(Saved data entries)
____

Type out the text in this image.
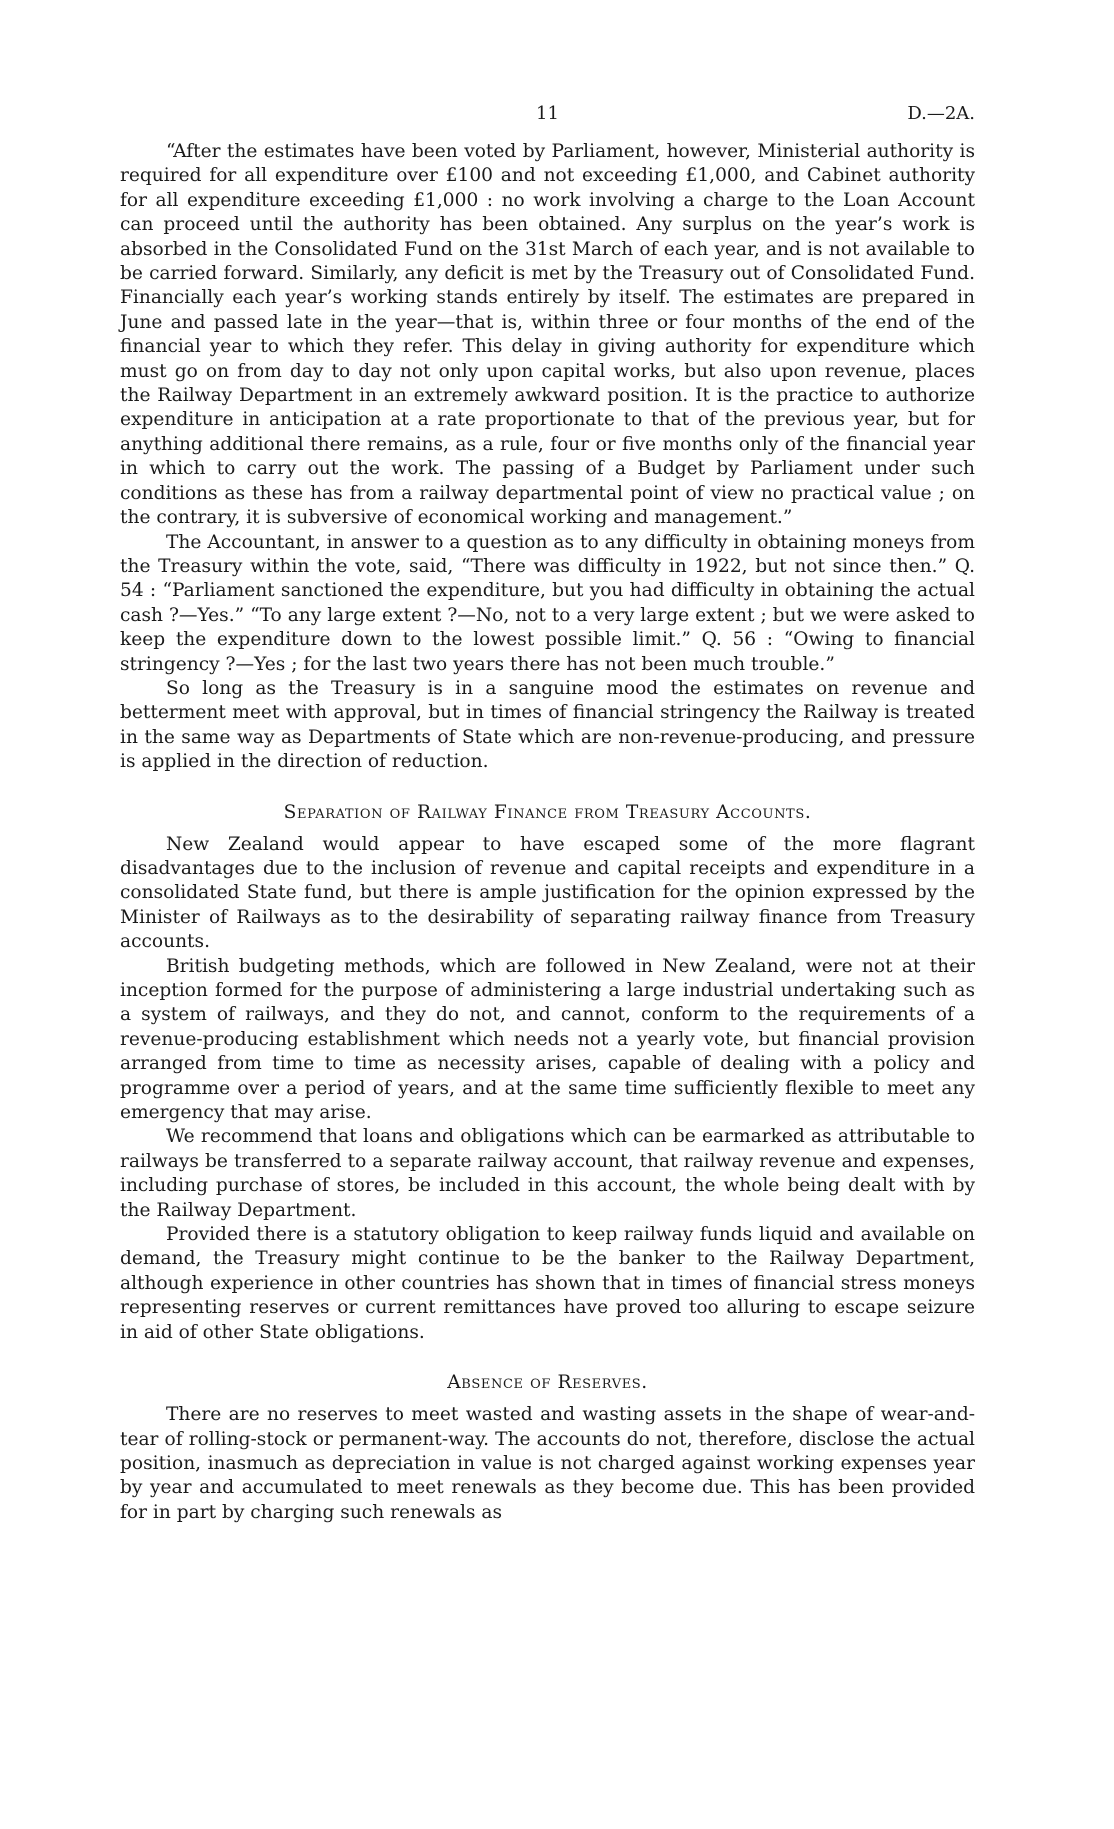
11	D.—2A.

“After the estimates have been voted by Parliament, however, Ministerial authority is required for all expenditure over £100 and not exceeding £1,000, and Cabinet authority for all expenditure exceeding £1,000 : no work involving a charge to the Loan Account can proceed until the authority has been obtained. Any surplus on the year’s work is absorbed in the Consolidated Fund on the 31st March of each year, and is not available to be carried forward. Similarly, any deficit is met by the Treasury out of Consolidated Fund. Financially each year’s working stands entirely by itself. The estimates are prepared in June and passed late in the year—that is, within three or four months of the end of the financial year to which they refer. This delay in giving authority for expenditure which must go on from day to day not only upon capital works, but also upon revenue, places the Railway Department in an extremely awkward position. It is the practice to authorize expenditure in anticipation at a rate proportionate to that of the previous year, but for anything additional there remains, as a rule, four or five months only of the financial year in which to carry out the work. The passing of a Budget by Parliament under such conditions as these has from a railway departmental point of view no practical value ; on the contrary, it is subversive of economical working and management.”

The Accountant, in answer to a question as to any difficulty in obtaining moneys from the Treasury within the vote, said, “There was difficulty in 1922, but not since then.” Q. 54 : “Parliament sanctioned the expenditure, but you had difficulty in obtaining the actual cash ?—Yes.” “To any large extent ?—No, not to a very large extent ; but we were asked to keep the expenditure down to the lowest possible limit.” Q. 56 : “Owing to financial stringency ?—Yes ; for the last two years there has not been much trouble.”

So long as the Treasury is in a sanguine mood the estimates on revenue and betterment meet with approval, but in times of financial stringency the Railway is treated in the same way as Departments of State which are non-revenue-producing, and pressure is applied in the direction of reduction.

Separation of Railway Finance from Treasury Accounts.

New Zealand would appear to have escaped some of the more flagrant disadvantages due to the inclusion of revenue and capital receipts and expenditure in a consolidated State fund, but there is ample justification for the opinion expressed by the Minister of Railways as to the desirability of separating railway finance from Treasury accounts.

British budgeting methods, which are followed in New Zealand, were not at their inception formed for the purpose of administering a large industrial undertaking such as a system of railways, and they do not, and cannot, conform to the requirements of a revenue-producing establishment which needs not a yearly vote, but financial provision arranged from time to time as necessity arises, capable of dealing with a policy and programme over a period of years, and at the same time sufficiently flexible to meet any emergency that may arise.

We recommend that loans and obligations which can be earmarked as attributable to railways be transferred to a separate railway account, that railway revenue and expenses, including purchase of stores, be included in this account, the whole being dealt with by the Railway Department.

Provided there is a statutory obligation to keep railway funds liquid and available on demand, the Treasury might continue to be the banker to the Railway Department, although experience in other countries has shown that in times of financial stress moneys representing reserves or current remittances have proved too alluring to escape seizure in aid of other State obligations.

Absence of Reserves.

There are no reserves to meet wasted and wasting assets in the shape of wear-and-tear of rolling-stock or permanent-way. The accounts do not, therefore, disclose the actual position, inasmuch as depreciation in value is not charged against working expenses year by year and accumulated to meet renewals as they become due. This has been provided for in part by charging such renewals as
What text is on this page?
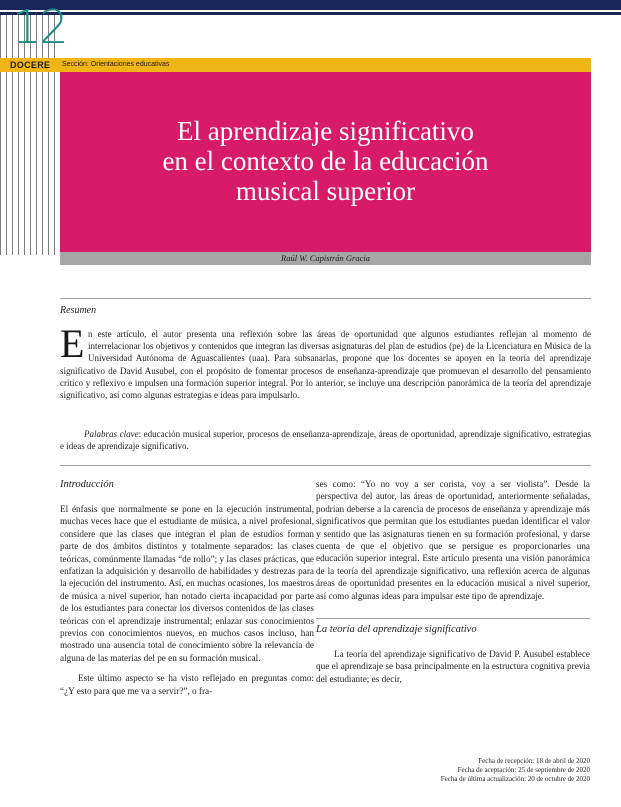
12
DOCERE Sección: Orientaciones educativas
El aprendizaje significativo
en el contexto de la educación
musical superior
Raúl W. Capistrán Gracia
Resumen
E n este artículo, el autor presenta una reflexión sobre las áreas de oportunidad que algunos estudiantes reflejan al momento de interrelacionar los objetivos y contenidos que integran las diversas asignaturas del plan de estudios (pe) de la Licenciatura en Música de la Universidad Autónoma de Aguascalientes (uaa). Para subsanarlas, propone que los docentes se apoyen en la teoría del aprendizaje significativo de David Ausubel, con el propósito de fomentar procesos de enseñanza-aprendizaje que promuevan el desarrollo del pensamiento crítico y reflexivo e impulsen una formación superior integral. Por lo anterior, se incluye una descripción panorámica de la teoría del aprendizaje significativo, así como algunas estrategias e ideas para impulsarlo.

Palabras clave: educación musical superior, procesos de enseñanza-aprendizaje, áreas de oportunidad, aprendizaje significativo, estrategias e ideas de aprendizaje significativo.

Introducción

El énfasis que normalmente se pone en la ejecución instrumental, muchas veces hace que el estudiante de música, a nivel profesional, considere que las clases que integran el plan de estudios forman parte de dos ámbitos distintos y totalmente separados: las clases teóricas, comúnmente llamadas “de rollo”; y las clases prácticas, que enfatizan la adquisición y desarrollo de habilidades y destrezas para la ejecución del instrumento. Así, en muchas ocasiones, los maestros de música a nivel superior, han notado cierta incapacidad por parte de los estudiantes para conectar los diversos contenidos de las clases teóricas con el aprendizaje instrumental; enlazar sus conocimientos previos con conocimientos nuevos, en muchos casos incluso, han mostrado una ausencia total de conocimiento sobre la relevancia de alguna de las materias del pe en su formación musical.

Este último aspecto se ha visto reflejado en preguntas como: “¿Y esto para que me va a servir?”, o fra-

ses como: “Yo no voy a ser corista, voy a ser violista”. Desde la perspectiva del autor, las áreas de oportunidad, anteriormente señaladas, podrían deberse a la carencia de procesos de enseñanza y aprendizaje más significativos que permitan que los estudiantes puedan identificar el valor y sentido que las asignaturas tienen en su formación profesional, y darse cuenta de que el objetivo que se persigue es proporcionarles una educación superior integral. Este artículo presenta una visión panorámica de la teoría del aprendizaje significativo, una reflexión acerca de algunas áreas de oportunidad presentes en la educación musical a nivel superior, así como algunas ideas para impulsar este tipo de aprendizaje.

La teoría del aprendizaje significativo

La teoría del aprendizaje significativo de David P. Ausubel establece que el aprendizaje se basa principalmente en la estructura cognitiva previa del estudiante; es decir,

Fecha de recepción: 18 de abril de 2020
Fecha de aceptación: 25 de septiembre de 2020
Fecha de última actualización: 20 de octubre de 2020
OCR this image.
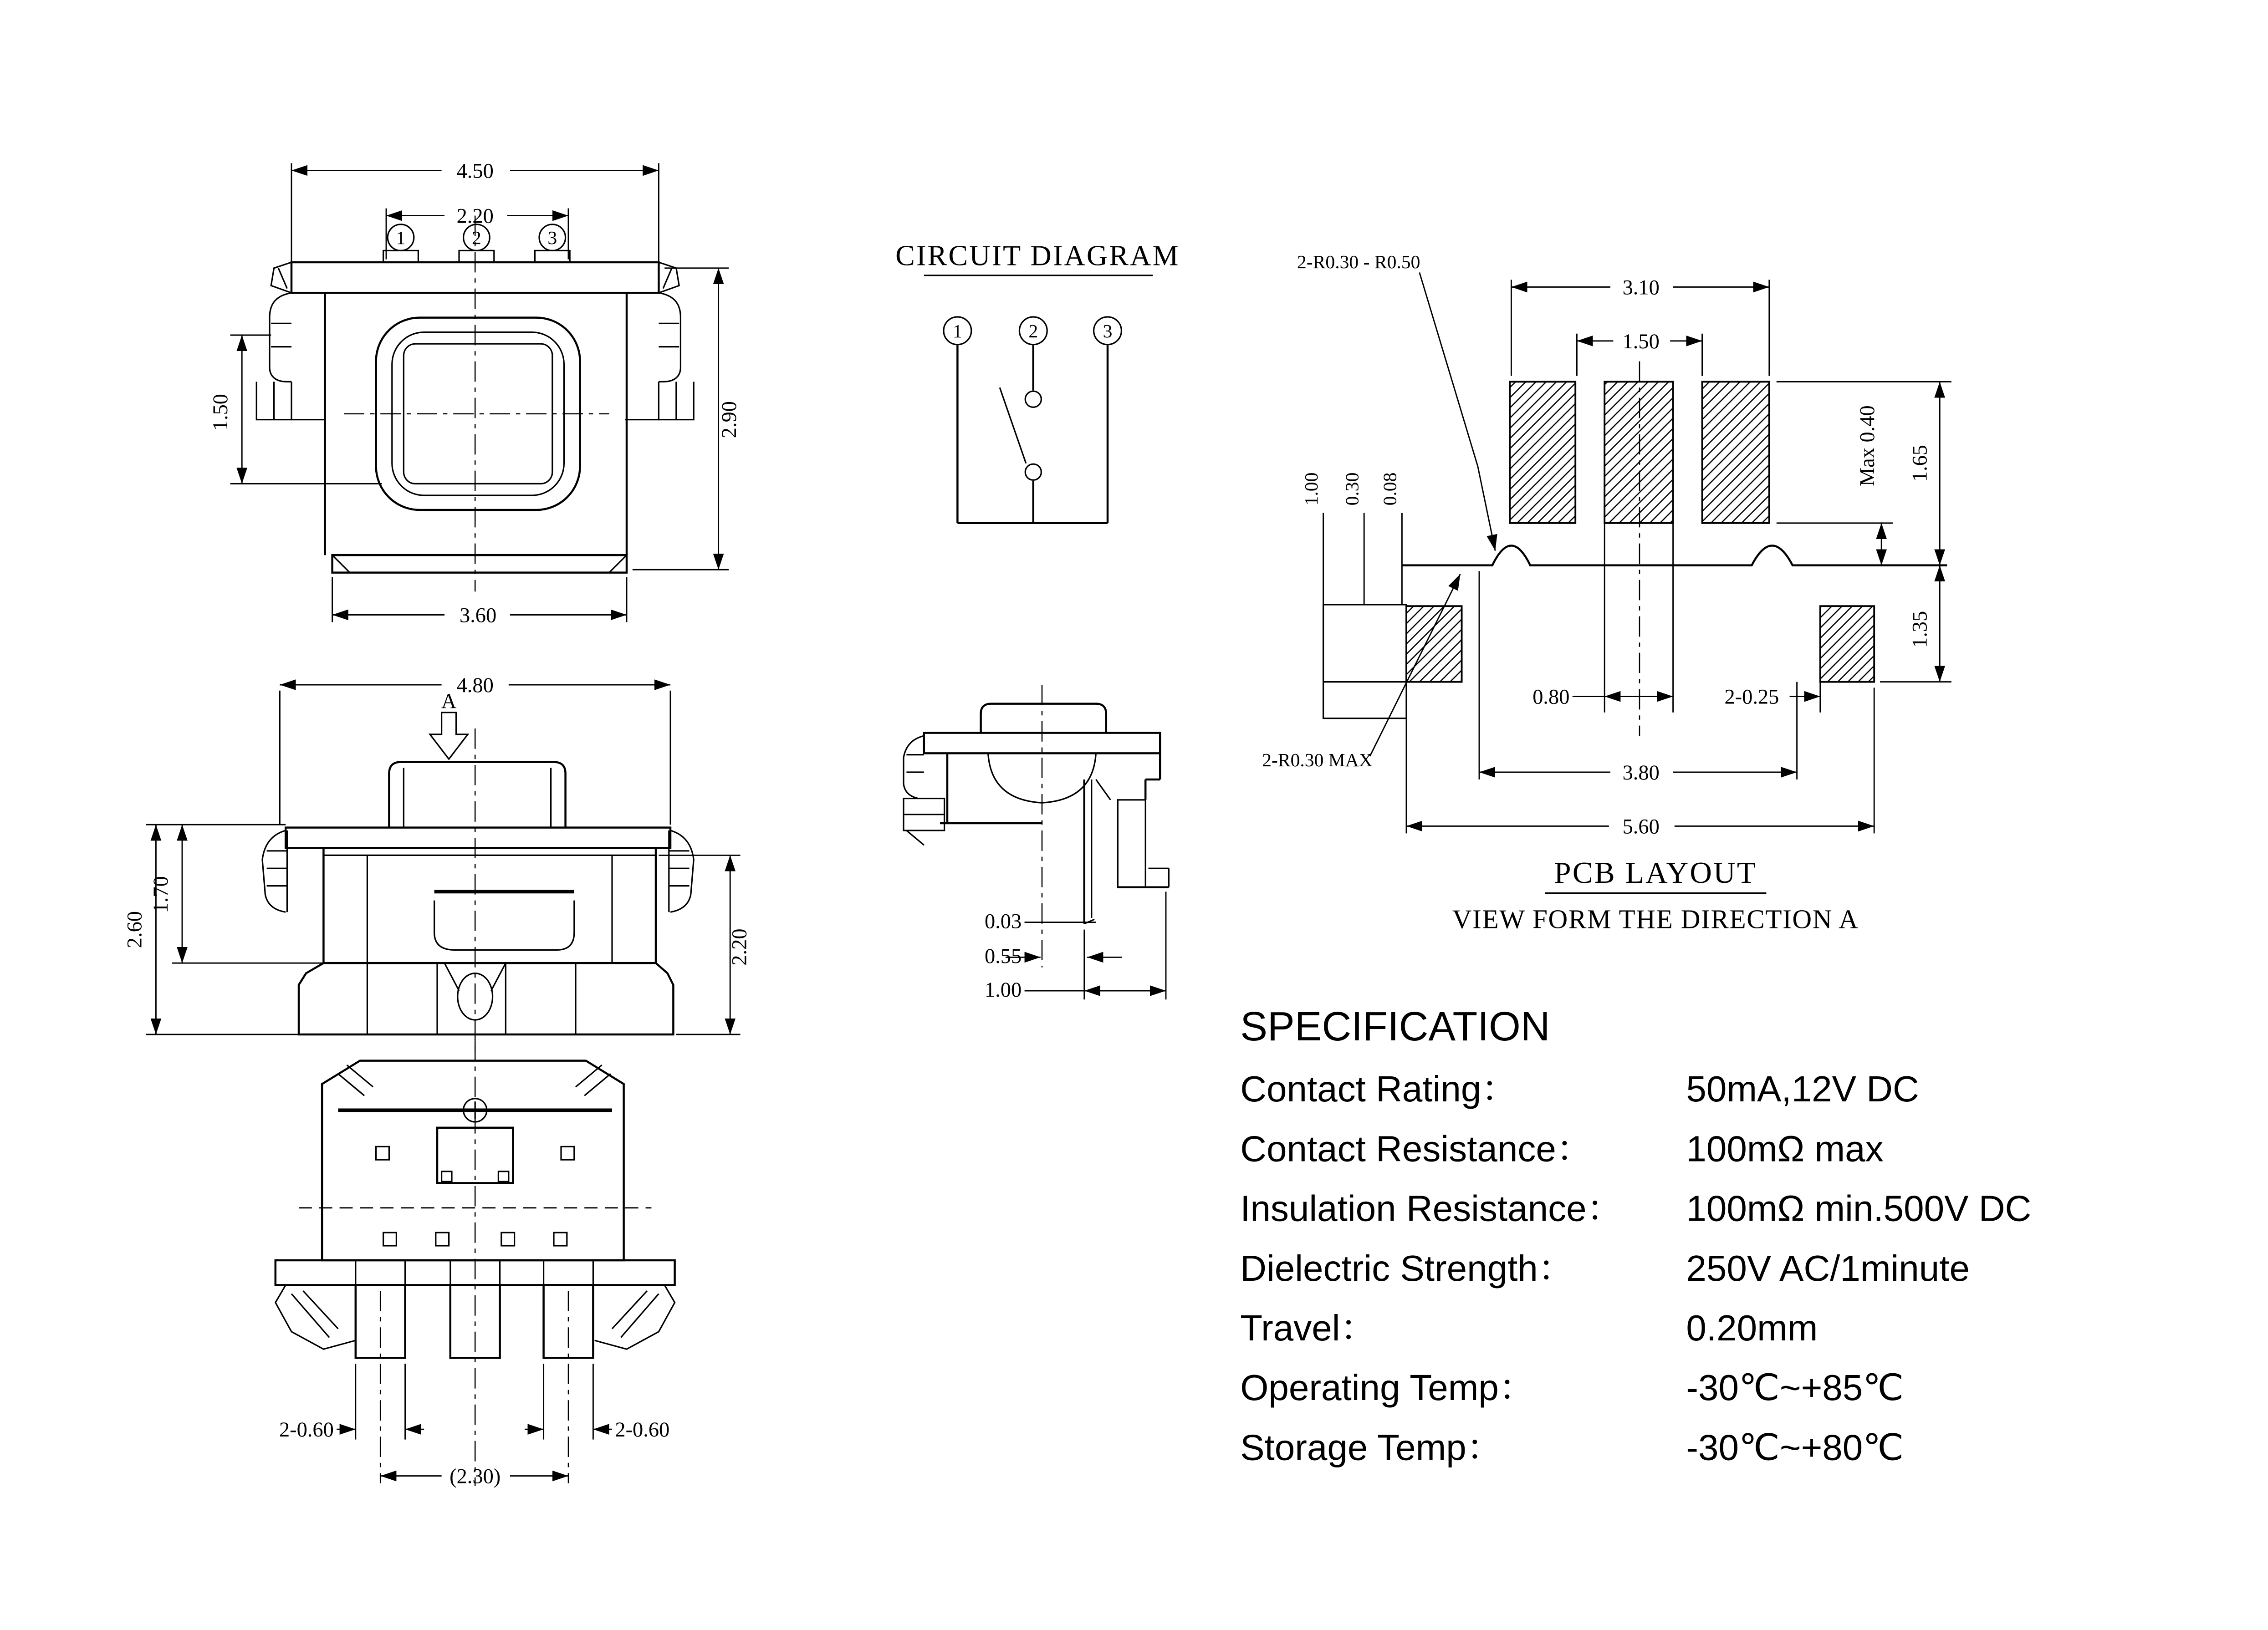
4.50
2.20
1	2	3
1.50	2.90
3.60
CIRCUIT DIAGRAM
1	2	3
2-R0.30 - R0.50
3.10
1.50
Max 0.40	1.65
1.35
1.00	0.30	0.08
0.80	2-0.25
3.80
5.60
2-R0.30 MAX
PCB LAYOUT
VIEW FORM THE DIRECTION A
4.80
A
2.60
1.70
2.20
0.03
0.55
1.00
2-0.60	2-0.60
(2.30)
SPECIFICATION
Contact Rating：	50mA,12V DC
Contact Resistance：	100mΩ max
Insulation Resistance：	100mΩ min.500V DC
Dielectric Strength：	250V AC/1minute
Travel：	0.20mm
Operating Temp：	-30℃~+85℃
Storage Temp：	-30℃~+80℃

____

> WRITTEN TASK:
Extract, verbatim and alone, the lines from the line that contains "OCR this image." to the last line of the records, inclusive; drop any picture.

> RIGHT ANSWER:
OCR this image.
4.50
2.20
1	2	3
1.50	2.90
3.60
CIRCUIT DIAGRAM
1	2	3
2-R0.30 - R0.50
3.10
1.50
Max 0.40	1.65
1.35
1.00	0.30	0.08
0.80	2-0.25
3.80
5.60
2-R0.30 MAX
PCB LAYOUT
VIEW FORM THE DIRECTION A
4.80
A
2.60
1.70
2.20
0.03
0.55
1.00
2-0.60	2-0.60
(2.30)
SPECIFICATION
Contact Rating：	50mA,12V DC
Contact Resistance：	100mΩ max
Insulation Resistance：	100mΩ min.500V DC
Dielectric Strength：	250V AC/1minute
Travel：	0.20mm
Operating Temp：	-30℃~+85℃
Storage Temp：	-30℃~+80℃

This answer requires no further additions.